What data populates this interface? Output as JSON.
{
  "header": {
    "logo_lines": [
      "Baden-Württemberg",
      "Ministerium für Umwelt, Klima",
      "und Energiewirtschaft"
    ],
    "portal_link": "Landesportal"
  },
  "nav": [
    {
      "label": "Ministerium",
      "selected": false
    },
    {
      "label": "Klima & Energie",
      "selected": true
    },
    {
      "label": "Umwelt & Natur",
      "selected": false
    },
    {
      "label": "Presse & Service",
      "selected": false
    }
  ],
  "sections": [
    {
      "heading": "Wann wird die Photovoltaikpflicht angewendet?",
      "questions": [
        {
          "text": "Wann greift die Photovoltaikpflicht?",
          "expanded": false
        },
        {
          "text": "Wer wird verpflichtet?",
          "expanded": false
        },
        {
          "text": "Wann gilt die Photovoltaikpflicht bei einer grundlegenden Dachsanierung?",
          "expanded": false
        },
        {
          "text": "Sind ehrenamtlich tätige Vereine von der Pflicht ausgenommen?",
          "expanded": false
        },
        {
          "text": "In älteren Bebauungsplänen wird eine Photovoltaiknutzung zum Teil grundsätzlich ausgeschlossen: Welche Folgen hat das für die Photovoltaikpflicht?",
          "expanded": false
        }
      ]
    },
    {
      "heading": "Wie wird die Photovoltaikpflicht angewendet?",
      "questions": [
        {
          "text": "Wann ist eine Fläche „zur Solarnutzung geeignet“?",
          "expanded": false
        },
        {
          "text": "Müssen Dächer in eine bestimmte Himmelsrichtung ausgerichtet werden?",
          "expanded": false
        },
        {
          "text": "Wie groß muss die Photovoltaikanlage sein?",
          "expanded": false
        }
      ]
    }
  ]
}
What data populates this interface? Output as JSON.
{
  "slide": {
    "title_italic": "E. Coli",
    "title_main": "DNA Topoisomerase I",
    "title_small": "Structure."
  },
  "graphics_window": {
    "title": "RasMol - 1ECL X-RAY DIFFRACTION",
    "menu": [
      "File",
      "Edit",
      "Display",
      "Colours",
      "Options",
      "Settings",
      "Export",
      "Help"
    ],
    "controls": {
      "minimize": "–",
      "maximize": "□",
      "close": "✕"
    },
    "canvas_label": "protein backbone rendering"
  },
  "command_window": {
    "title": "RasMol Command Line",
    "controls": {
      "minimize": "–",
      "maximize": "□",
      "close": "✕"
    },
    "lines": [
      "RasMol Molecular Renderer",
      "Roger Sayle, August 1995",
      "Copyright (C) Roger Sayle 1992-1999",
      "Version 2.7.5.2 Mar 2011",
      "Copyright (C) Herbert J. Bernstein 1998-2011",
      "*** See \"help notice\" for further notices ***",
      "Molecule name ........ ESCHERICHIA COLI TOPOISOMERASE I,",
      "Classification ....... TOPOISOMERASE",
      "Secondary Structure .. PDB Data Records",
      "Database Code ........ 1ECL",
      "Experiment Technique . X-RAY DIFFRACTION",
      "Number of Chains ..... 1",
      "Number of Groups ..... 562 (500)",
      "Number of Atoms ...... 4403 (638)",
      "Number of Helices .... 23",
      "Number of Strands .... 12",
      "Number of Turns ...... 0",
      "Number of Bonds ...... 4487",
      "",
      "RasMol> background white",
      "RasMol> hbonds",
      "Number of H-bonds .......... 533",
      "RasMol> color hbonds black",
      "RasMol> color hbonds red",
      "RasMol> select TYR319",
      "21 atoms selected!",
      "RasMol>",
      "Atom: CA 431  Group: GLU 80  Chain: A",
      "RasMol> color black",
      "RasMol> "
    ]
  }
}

WHAT IS EXPECTED –
A verbatim restatement of all the entries above is required.

SOLUTION TO THE PROBLEM –
What data populates this interface? Output as JSON.
{
  "header": {
    "logo_lines": [
      "Baden-Württemberg",
      "Ministerium für Umwelt, Klima",
      "und Energiewirtschaft"
    ],
    "portal_link": "Landesportal"
  },
  "nav": [
    {
      "label": "Ministerium",
      "selected": false
    },
    {
      "label": "Klima & Energie",
      "selected": true
    },
    {
      "label": "Umwelt & Natur",
      "selected": false
    },
    {
      "label": "Presse & Service",
      "selected": false
    }
  ],
  "sections": [
    {
      "heading": "Wann wird die Photovoltaikpflicht angewendet?",
      "questions": [
        {
          "text": "Wann greift die Photovoltaikpflicht?",
          "expanded": false
        },
        {
          "text": "Wer wird verpflichtet?",
          "expanded": false
        },
        {
          "text": "Wann gilt die Photovoltaikpflicht bei einer grundlegenden Dachsanierung?",
          "expanded": false
        },
        {
          "text": "Sind ehrenamtlich tätige Vereine von der Pflicht ausgenommen?",
          "expanded": false
        },
        {
          "text": "In älteren Bebauungsplänen wird eine Photovoltaiknutzung zum Teil grundsätzlich ausgeschlossen: Welche Folgen hat das für die Photovoltaikpflicht?",
          "expanded": false
        }
      ]
    },
    {
      "heading": "Wie wird die Photovoltaikpflicht angewendet?",
      "questions": [
        {
          "text": "Wann ist eine Fläche „zur Solarnutzung geeignet“?",
          "expanded": false
        },
        {
          "text": "Müssen Dächer in eine bestimmte Himmelsrichtung ausgerichtet werden?",
          "expanded": false
        },
        {
          "text": "Wie groß muss die Photovoltaikanlage sein?",
          "expanded": false
        }
      ]
    }
  ]
}
What data populates this interface? Output as JSON.
{
  "slide": {
    "title_italic": "E. Coli",
    "title_main": "DNA Topoisomerase I",
    "title_small": "Structure."
  },
  "graphics_window": {
    "title": "RasMol - 1ECL X-RAY DIFFRACTION",
    "menu": [
      "File",
      "Edit",
      "Display",
      "Colours",
      "Options",
      "Settings",
      "Export",
      "Help"
    ],
    "controls": {
      "minimize": "–",
      "maximize": "□",
      "close": "✕"
    },
    "canvas_label": "protein backbone rendering"
  },
  "command_window": {
    "title": "RasMol Command Line",
    "controls": {
      "minimize": "–",
      "maximize": "□",
      "close": "✕"
    },
    "lines": [
      "RasMol Molecular Renderer",
      "Roger Sayle, August 1995",
      "Copyright (C) Roger Sayle 1992-1999",
      "Version 2.7.5.2 Mar 2011",
      "Copyright (C) Herbert J. Bernstein 1998-2011",
      "*** See \"help notice\" for further notices ***",
      "Molecule name ........ ESCHERICHIA COLI TOPOISOMERASE I,",
      "Classification ....... TOPOISOMERASE",
      "Secondary Structure .. PDB Data Records",
      "Database Code ........ 1ECL",
      "Experiment Technique . X-RAY DIFFRACTION",
      "Number of Chains ..... 1",
      "Number of Groups ..... 562 (500)",
      "Number of Atoms ...... 4403 (638)",
      "Number of Helices .... 23",
      "Number of Strands .... 12",
      "Number of Turns ...... 0",
      "Number of Bonds ...... 4487",
      "",
      "RasMol> background white",
      "RasMol> hbonds",
      "Number of H-bonds .......... 533",
      "RasMol> color hbonds black",
      "RasMol> color hbonds red",
      "RasMol> select TYR319",
      "21 atoms selected!",
      "RasMol>",
      "Atom: CA 431  Group: GLU 80  Chain: A",
      "RasMol> color black",
      "RasMol> "
    ]
  }
}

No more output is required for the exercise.